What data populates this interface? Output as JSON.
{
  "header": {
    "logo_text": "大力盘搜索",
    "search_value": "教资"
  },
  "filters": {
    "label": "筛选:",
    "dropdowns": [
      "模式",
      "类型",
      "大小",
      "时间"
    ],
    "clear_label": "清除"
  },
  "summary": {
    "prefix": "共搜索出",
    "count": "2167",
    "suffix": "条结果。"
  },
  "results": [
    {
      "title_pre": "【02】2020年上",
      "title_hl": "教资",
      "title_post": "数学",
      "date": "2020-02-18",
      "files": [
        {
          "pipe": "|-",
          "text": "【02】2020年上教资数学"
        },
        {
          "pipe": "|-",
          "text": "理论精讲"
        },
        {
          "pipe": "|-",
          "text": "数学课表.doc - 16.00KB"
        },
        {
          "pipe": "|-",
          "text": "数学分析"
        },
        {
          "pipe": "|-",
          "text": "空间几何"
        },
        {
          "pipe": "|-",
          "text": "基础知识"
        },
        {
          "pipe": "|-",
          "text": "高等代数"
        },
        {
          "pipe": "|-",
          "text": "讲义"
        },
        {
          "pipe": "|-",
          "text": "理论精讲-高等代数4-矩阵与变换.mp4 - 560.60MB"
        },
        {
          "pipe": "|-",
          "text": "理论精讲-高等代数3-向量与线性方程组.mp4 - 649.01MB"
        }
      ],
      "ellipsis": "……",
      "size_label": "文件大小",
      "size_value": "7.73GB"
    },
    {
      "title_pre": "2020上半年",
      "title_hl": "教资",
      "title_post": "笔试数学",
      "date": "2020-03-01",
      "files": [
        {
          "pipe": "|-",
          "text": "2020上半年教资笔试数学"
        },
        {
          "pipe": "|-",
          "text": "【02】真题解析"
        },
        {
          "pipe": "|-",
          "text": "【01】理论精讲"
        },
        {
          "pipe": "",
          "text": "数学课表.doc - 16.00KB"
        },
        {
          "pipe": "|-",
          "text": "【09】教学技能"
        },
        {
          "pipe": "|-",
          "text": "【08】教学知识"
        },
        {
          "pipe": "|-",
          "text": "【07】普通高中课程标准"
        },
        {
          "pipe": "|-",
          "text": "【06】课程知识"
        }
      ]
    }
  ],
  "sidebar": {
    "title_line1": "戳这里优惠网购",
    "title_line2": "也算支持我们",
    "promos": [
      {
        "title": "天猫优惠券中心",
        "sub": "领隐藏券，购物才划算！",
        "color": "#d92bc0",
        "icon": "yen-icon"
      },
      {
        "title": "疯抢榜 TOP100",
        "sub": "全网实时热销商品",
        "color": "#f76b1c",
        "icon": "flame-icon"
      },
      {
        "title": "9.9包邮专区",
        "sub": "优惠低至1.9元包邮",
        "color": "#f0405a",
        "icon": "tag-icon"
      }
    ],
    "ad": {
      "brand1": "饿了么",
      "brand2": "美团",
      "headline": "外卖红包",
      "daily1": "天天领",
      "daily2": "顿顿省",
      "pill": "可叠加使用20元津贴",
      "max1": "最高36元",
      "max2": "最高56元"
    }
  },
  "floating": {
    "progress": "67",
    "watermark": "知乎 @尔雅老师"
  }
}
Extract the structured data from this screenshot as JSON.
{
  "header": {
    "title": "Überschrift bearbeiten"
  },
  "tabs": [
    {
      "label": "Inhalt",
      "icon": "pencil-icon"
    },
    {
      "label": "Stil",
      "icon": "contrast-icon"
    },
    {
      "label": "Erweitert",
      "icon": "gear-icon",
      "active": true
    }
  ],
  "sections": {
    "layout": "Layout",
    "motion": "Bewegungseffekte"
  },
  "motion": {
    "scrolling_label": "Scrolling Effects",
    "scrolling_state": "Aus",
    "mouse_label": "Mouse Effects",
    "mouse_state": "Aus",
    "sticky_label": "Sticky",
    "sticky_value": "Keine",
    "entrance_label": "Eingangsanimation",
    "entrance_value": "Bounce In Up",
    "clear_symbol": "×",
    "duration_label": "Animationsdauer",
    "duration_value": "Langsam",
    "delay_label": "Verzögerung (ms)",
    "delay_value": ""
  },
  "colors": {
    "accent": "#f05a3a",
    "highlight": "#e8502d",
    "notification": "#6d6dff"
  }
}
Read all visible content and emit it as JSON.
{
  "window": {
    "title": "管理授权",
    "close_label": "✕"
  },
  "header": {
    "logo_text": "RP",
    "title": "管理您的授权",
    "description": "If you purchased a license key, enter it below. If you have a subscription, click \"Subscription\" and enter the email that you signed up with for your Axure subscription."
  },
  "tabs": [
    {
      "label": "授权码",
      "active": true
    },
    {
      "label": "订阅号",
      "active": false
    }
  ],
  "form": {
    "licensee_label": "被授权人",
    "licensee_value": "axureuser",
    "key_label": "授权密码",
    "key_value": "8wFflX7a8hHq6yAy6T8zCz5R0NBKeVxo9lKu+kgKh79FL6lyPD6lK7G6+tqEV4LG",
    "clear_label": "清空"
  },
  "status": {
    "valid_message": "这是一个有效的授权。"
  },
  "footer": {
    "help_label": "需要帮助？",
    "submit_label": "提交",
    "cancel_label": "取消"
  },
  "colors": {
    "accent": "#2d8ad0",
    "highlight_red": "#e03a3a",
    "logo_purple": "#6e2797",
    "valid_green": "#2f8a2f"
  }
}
+ + + + +
## WHAT THE TASK ASKS
Restate the whole listing exactly, leaving out nothing.

## EXPECTED ANSWER
What data populates this interface? Output as JSON.
{
  "header": {
    "logo_text": "大力盘搜索",
    "search_value": "教资"
  },
  "filters": {
    "label": "筛选:",
    "dropdowns": [
      "模式",
      "类型",
      "大小",
      "时间"
    ],
    "clear_label": "清除"
  },
  "summary": {
    "prefix": "共搜索出",
    "count": "2167",
    "suffix": "条结果。"
  },
  "results": [
    {
      "title_pre": "【02】2020年上",
      "title_hl": "教资",
      "title_post": "数学",
      "date": "2020-02-18",
      "files": [
        {
          "pipe": "|-",
          "text": "【02】2020年上教资数学"
        },
        {
          "pipe": "|-",
          "text": "理论精讲"
        },
        {
          "pipe": "|-",
          "text": "数学课表.doc - 16.00KB"
        },
        {
          "pipe": "|-",
          "text": "数学分析"
        },
        {
          "pipe": "|-",
          "text": "空间几何"
        },
        {
          "pipe": "|-",
          "text": "基础知识"
        },
        {
          "pipe": "|-",
          "text": "高等代数"
        },
        {
          "pipe": "|-",
          "text": "讲义"
        },
        {
          "pipe": "|-",
          "text": "理论精讲-高等代数4-矩阵与变换.mp4 - 560.60MB"
        },
        {
          "pipe": "|-",
          "text": "理论精讲-高等代数3-向量与线性方程组.mp4 - 649.01MB"
        }
      ],
      "ellipsis": "……",
      "size_label": "文件大小",
      "size_value": "7.73GB"
    },
    {
      "title_pre": "2020上半年",
      "title_hl": "教资",
      "title_post": "笔试数学",
      "date": "2020-03-01",
      "files": [
        {
          "pipe": "|-",
          "text": "2020上半年教资笔试数学"
        },
        {
          "pipe": "|-",
          "text": "【02】真题解析"
        },
        {
          "pipe": "|-",
          "text": "【01】理论精讲"
        },
        {
          "pipe": "",
          "text": "数学课表.doc - 16.00KB"
        },
        {
          "pipe": "|-",
          "text": "【09】教学技能"
        },
        {
          "pipe": "|-",
          "text": "【08】教学知识"
        },
        {
          "pipe": "|-",
          "text": "【07】普通高中课程标准"
        },
        {
          "pipe": "|-",
          "text": "【06】课程知识"
        }
      ]
    }
  ],
  "sidebar": {
    "title_line1": "戳这里优惠网购",
    "title_line2": "也算支持我们",
    "promos": [
      {
        "title": "天猫优惠券中心",
        "sub": "领隐藏券，购物才划算！",
        "color": "#d92bc0",
        "icon": "yen-icon"
      },
      {
        "title": "疯抢榜 TOP100",
        "sub": "全网实时热销商品",
        "color": "#f76b1c",
        "icon": "flame-icon"
      },
      {
        "title": "9.9包邮专区",
        "sub": "优惠低至1.9元包邮",
        "color": "#f0405a",
        "icon": "tag-icon"
      }
    ],
    "ad": {
      "brand1": "饿了么",
      "brand2": "美团",
      "headline": "外卖红包",
      "daily1": "天天领",
      "daily2": "顿顿省",
      "pill": "可叠加使用20元津贴",
      "max1": "最高36元",
      "max2": "最高56元"
    }
  },
  "floating": {
    "progress": "67",
    "watermark": "知乎 @尔雅老师"
  }
}
Extract the structured data from this screenshot as JSON.
{
  "header": {
    "title": "Überschrift bearbeiten"
  },
  "tabs": [
    {
      "label": "Inhalt",
      "icon": "pencil-icon"
    },
    {
      "label": "Stil",
      "icon": "contrast-icon"
    },
    {
      "label": "Erweitert",
      "icon": "gear-icon",
      "active": true
    }
  ],
  "sections": {
    "layout": "Layout",
    "motion": "Bewegungseffekte"
  },
  "motion": {
    "scrolling_label": "Scrolling Effects",
    "scrolling_state": "Aus",
    "mouse_label": "Mouse Effects",
    "mouse_state": "Aus",
    "sticky_label": "Sticky",
    "sticky_value": "Keine",
    "entrance_label": "Eingangsanimation",
    "entrance_value": "Bounce In Up",
    "clear_symbol": "×",
    "duration_label": "Animationsdauer",
    "duration_value": "Langsam",
    "delay_label": "Verzögerung (ms)",
    "delay_value": ""
  },
  "colors": {
    "accent": "#f05a3a",
    "highlight": "#e8502d",
    "notification": "#6d6dff"
  }
}
Read all visible content and emit it as JSON.
{
  "window": {
    "title": "管理授权",
    "close_label": "✕"
  },
  "header": {
    "logo_text": "RP",
    "title": "管理您的授权",
    "description": "If you purchased a license key, enter it below. If you have a subscription, click \"Subscription\" and enter the email that you signed up with for your Axure subscription."
  },
  "tabs": [
    {
      "label": "授权码",
      "active": true
    },
    {
      "label": "订阅号",
      "active": false
    }
  ],
  "form": {
    "licensee_label": "被授权人",
    "licensee_value": "axureuser",
    "key_label": "授权密码",
    "key_value": "8wFflX7a8hHq6yAy6T8zCz5R0NBKeVxo9lKu+kgKh79FL6lyPD6lK7G6+tqEV4LG",
    "clear_label": "清空"
  },
  "status": {
    "valid_message": "这是一个有效的授权。"
  },
  "footer": {
    "help_label": "需要帮助？",
    "submit_label": "提交",
    "cancel_label": "取消"
  },
  "colors": {
    "accent": "#2d8ad0",
    "highlight_red": "#e03a3a",
    "logo_purple": "#6e2797",
    "valid_green": "#2f8a2f"
  }
}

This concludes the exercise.